▶ _Objective_
The records below need retyping in full; give them again exactly.

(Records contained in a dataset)
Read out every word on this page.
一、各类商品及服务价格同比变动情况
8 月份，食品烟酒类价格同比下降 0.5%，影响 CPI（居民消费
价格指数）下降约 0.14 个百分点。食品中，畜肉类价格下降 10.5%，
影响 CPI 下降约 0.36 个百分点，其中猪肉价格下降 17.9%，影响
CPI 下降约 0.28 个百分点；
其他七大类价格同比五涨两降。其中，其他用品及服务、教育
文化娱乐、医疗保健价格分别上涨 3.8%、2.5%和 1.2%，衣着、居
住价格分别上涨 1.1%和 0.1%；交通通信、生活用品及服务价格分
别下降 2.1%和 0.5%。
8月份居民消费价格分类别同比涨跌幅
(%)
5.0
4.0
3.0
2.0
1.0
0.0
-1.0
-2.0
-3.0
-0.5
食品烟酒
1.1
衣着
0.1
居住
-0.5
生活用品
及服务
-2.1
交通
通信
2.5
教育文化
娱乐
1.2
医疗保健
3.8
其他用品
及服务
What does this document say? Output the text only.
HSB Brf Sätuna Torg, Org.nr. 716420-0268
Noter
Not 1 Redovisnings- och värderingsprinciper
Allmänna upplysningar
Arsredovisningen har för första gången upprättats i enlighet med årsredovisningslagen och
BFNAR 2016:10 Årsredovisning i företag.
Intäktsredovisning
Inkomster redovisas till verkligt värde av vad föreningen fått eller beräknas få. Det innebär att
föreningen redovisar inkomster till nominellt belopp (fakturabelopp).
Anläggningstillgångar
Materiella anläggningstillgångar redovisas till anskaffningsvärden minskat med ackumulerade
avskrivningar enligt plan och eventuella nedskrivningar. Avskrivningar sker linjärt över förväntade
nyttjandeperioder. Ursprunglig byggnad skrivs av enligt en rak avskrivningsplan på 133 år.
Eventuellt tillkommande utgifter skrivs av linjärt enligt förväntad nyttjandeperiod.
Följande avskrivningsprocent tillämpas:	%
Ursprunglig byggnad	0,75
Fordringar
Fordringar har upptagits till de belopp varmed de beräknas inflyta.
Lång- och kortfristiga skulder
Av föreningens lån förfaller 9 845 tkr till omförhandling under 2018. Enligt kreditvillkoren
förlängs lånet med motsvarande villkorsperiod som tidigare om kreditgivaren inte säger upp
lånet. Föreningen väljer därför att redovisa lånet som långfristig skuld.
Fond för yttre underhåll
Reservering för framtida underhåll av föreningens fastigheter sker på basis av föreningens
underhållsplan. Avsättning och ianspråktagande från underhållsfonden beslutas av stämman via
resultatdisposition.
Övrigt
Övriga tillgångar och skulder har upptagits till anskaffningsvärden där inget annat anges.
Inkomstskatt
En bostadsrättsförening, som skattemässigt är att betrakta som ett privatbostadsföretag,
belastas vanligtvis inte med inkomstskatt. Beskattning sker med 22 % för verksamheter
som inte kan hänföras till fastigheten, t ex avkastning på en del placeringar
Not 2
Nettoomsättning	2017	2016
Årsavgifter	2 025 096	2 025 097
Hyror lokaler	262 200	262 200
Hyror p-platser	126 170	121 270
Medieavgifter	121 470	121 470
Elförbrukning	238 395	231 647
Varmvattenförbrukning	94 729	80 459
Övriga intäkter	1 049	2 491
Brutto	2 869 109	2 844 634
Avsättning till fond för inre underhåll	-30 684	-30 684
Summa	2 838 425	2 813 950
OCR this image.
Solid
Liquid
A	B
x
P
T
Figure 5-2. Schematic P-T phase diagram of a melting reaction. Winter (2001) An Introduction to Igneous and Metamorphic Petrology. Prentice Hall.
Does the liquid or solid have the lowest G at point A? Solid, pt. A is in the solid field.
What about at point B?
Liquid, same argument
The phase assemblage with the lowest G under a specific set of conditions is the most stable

▶ _Task result_
Read out every word on this page.
一、各类商品及服务价格同比变动情况
8 月份，食品烟酒类价格同比下降 0.5%，影响 CPI（居民消费
价格指数）下降约 0.14 个百分点。食品中，畜肉类价格下降 10.5%，
影响 CPI 下降约 0.36 个百分点，其中猪肉价格下降 17.9%，影响
CPI 下降约 0.28 个百分点；
其他七大类价格同比五涨两降。其中，其他用品及服务、教育
文化娱乐、医疗保健价格分别上涨 3.8%、2.5%和 1.2%，衣着、居
住价格分别上涨 1.1%和 0.1%；交通通信、生活用品及服务价格分
别下降 2.1%和 0.5%。
8月份居民消费价格分类别同比涨跌幅
(%)
5.0
4.0
3.0
2.0
1.0
0.0
-1.0
-2.0
-3.0
-0.5
食品烟酒
1.1
衣着
0.1
居住
-0.5
生活用品
及服务
-2.1
交通
通信
2.5
教育文化
娱乐
1.2
医疗保健
3.8
其他用品
及服务
What does this document say? Output the text only.
HSB Brf Sätuna Torg, Org.nr. 716420-0268
Noter
Not 1 Redovisnings- och värderingsprinciper
Allmänna upplysningar
Arsredovisningen har för första gången upprättats i enlighet med årsredovisningslagen och
BFNAR 2016:10 Årsredovisning i företag.
Intäktsredovisning
Inkomster redovisas till verkligt värde av vad föreningen fått eller beräknas få. Det innebär att
föreningen redovisar inkomster till nominellt belopp (fakturabelopp).
Anläggningstillgångar
Materiella anläggningstillgångar redovisas till anskaffningsvärden minskat med ackumulerade
avskrivningar enligt plan och eventuella nedskrivningar. Avskrivningar sker linjärt över förväntade
nyttjandeperioder. Ursprunglig byggnad skrivs av enligt en rak avskrivningsplan på 133 år.
Eventuellt tillkommande utgifter skrivs av linjärt enligt förväntad nyttjandeperiod.
Följande avskrivningsprocent tillämpas:	%
Ursprunglig byggnad	0,75
Fordringar
Fordringar har upptagits till de belopp varmed de beräknas inflyta.
Lång- och kortfristiga skulder
Av föreningens lån förfaller 9 845 tkr till omförhandling under 2018. Enligt kreditvillkoren
förlängs lånet med motsvarande villkorsperiod som tidigare om kreditgivaren inte säger upp
lånet. Föreningen väljer därför att redovisa lånet som långfristig skuld.
Fond för yttre underhåll
Reservering för framtida underhåll av föreningens fastigheter sker på basis av föreningens
underhållsplan. Avsättning och ianspråktagande från underhållsfonden beslutas av stämman via
resultatdisposition.
Övrigt
Övriga tillgångar och skulder har upptagits till anskaffningsvärden där inget annat anges.
Inkomstskatt
En bostadsrättsförening, som skattemässigt är att betrakta som ett privatbostadsföretag,
belastas vanligtvis inte med inkomstskatt. Beskattning sker med 22 % för verksamheter
som inte kan hänföras till fastigheten, t ex avkastning på en del placeringar
Not 2
Nettoomsättning	2017	2016
Årsavgifter	2 025 096	2 025 097
Hyror lokaler	262 200	262 200
Hyror p-platser	126 170	121 270
Medieavgifter	121 470	121 470
Elförbrukning	238 395	231 647
Varmvattenförbrukning	94 729	80 459
Övriga intäkter	1 049	2 491
Brutto	2 869 109	2 844 634
Avsättning till fond för inre underhåll	-30 684	-30 684
Summa	2 838 425	2 813 950
OCR this image.
Solid
Liquid
A	B
x
P
T
Figure 5-2. Schematic P-T phase diagram of a melting reaction. Winter (2001) An Introduction to Igneous and Metamorphic Petrology. Prentice Hall.
Does the liquid or solid have the lowest G at point A? Solid, pt. A is in the solid field.
What about at point B?
Liquid, same argument
The phase assemblage with the lowest G under a specific set of conditions is the most stable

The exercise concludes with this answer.